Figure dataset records
[start]

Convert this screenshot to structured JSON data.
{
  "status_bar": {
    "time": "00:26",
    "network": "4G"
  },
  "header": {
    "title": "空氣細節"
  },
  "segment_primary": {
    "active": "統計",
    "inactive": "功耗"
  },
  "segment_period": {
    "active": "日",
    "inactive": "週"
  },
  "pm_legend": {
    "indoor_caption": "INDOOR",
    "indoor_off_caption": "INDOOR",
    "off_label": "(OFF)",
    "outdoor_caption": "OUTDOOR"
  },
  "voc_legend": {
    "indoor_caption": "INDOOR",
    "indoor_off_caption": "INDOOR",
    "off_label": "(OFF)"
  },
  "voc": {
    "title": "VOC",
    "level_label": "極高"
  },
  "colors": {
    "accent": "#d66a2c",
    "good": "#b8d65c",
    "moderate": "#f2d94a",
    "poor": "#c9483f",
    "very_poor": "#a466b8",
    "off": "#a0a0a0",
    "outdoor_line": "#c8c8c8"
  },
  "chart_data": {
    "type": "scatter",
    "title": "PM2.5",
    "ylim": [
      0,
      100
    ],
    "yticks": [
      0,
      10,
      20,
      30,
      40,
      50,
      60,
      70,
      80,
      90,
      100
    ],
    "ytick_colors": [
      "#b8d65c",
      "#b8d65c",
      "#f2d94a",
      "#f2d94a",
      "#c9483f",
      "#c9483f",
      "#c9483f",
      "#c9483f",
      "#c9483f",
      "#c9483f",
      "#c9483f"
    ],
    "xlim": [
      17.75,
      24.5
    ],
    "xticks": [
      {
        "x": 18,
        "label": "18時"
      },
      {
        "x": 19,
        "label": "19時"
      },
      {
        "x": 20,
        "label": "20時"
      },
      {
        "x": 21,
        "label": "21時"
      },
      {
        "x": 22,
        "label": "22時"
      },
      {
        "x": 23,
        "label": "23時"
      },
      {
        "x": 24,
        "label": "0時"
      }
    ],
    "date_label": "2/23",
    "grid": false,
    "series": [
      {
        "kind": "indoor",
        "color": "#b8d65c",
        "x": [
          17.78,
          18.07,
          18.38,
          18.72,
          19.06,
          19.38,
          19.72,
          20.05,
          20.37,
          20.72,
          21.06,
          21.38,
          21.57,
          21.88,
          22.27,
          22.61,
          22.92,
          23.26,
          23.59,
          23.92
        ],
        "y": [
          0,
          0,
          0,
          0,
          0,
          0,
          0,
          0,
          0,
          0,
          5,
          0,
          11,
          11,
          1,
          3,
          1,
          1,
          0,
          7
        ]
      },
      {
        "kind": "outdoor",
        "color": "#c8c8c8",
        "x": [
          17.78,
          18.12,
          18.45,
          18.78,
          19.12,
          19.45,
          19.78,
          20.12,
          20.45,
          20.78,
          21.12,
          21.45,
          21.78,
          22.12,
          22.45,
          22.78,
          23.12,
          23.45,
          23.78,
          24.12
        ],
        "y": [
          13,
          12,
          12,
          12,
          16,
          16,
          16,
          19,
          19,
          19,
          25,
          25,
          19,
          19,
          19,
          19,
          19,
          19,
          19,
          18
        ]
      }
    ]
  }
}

[end]

■ Task directions
Return each entry from the material above exactly as it appears.

■ Problem solution
Convert this screenshot to structured JSON data.
{
  "status_bar": {
    "time": "00:26",
    "network": "4G"
  },
  "header": {
    "title": "空氣細節"
  },
  "segment_primary": {
    "active": "統計",
    "inactive": "功耗"
  },
  "segment_period": {
    "active": "日",
    "inactive": "週"
  },
  "pm_legend": {
    "indoor_caption": "INDOOR",
    "indoor_off_caption": "INDOOR",
    "off_label": "(OFF)",
    "outdoor_caption": "OUTDOOR"
  },
  "voc_legend": {
    "indoor_caption": "INDOOR",
    "indoor_off_caption": "INDOOR",
    "off_label": "(OFF)"
  },
  "voc": {
    "title": "VOC",
    "level_label": "極高"
  },
  "colors": {
    "accent": "#d66a2c",
    "good": "#b8d65c",
    "moderate": "#f2d94a",
    "poor": "#c9483f",
    "very_poor": "#a466b8",
    "off": "#a0a0a0",
    "outdoor_line": "#c8c8c8"
  },
  "chart_data": {
    "type": "scatter",
    "title": "PM2.5",
    "ylim": [
      0,
      100
    ],
    "yticks": [
      0,
      10,
      20,
      30,
      40,
      50,
      60,
      70,
      80,
      90,
      100
    ],
    "ytick_colors": [
      "#b8d65c",
      "#b8d65c",
      "#f2d94a",
      "#f2d94a",
      "#c9483f",
      "#c9483f",
      "#c9483f",
      "#c9483f",
      "#c9483f",
      "#c9483f",
      "#c9483f"
    ],
    "xlim": [
      17.75,
      24.5
    ],
    "xticks": [
      {
        "x": 18,
        "label": "18時"
      },
      {
        "x": 19,
        "label": "19時"
      },
      {
        "x": 20,
        "label": "20時"
      },
      {
        "x": 21,
        "label": "21時"
      },
      {
        "x": 22,
        "label": "22時"
      },
      {
        "x": 23,
        "label": "23時"
      },
      {
        "x": 24,
        "label": "0時"
      }
    ],
    "date_label": "2/23",
    "grid": false,
    "series": [
      {
        "kind": "indoor",
        "color": "#b8d65c",
        "x": [
          17.78,
          18.07,
          18.38,
          18.72,
          19.06,
          19.38,
          19.72,
          20.05,
          20.37,
          20.72,
          21.06,
          21.38,
          21.57,
          21.88,
          22.27,
          22.61,
          22.92,
          23.26,
          23.59,
          23.92
        ],
        "y": [
          0,
          0,
          0,
          0,
          0,
          0,
          0,
          0,
          0,
          0,
          5,
          0,
          11,
          11,
          1,
          3,
          1,
          1,
          0,
          7
        ]
      },
      {
        "kind": "outdoor",
        "color": "#c8c8c8",
        "x": [
          17.78,
          18.12,
          18.45,
          18.78,
          19.12,
          19.45,
          19.78,
          20.12,
          20.45,
          20.78,
          21.12,
          21.45,
          21.78,
          22.12,
          22.45,
          22.78,
          23.12,
          23.45,
          23.78,
          24.12
        ],
        "y": [
          13,
          12,
          12,
          12,
          16,
          16,
          16,
          19,
          19,
          19,
          25,
          25,
          19,
          19,
          19,
          19,
          19,
          19,
          19,
          18
        ]
      }
    ]
  }
}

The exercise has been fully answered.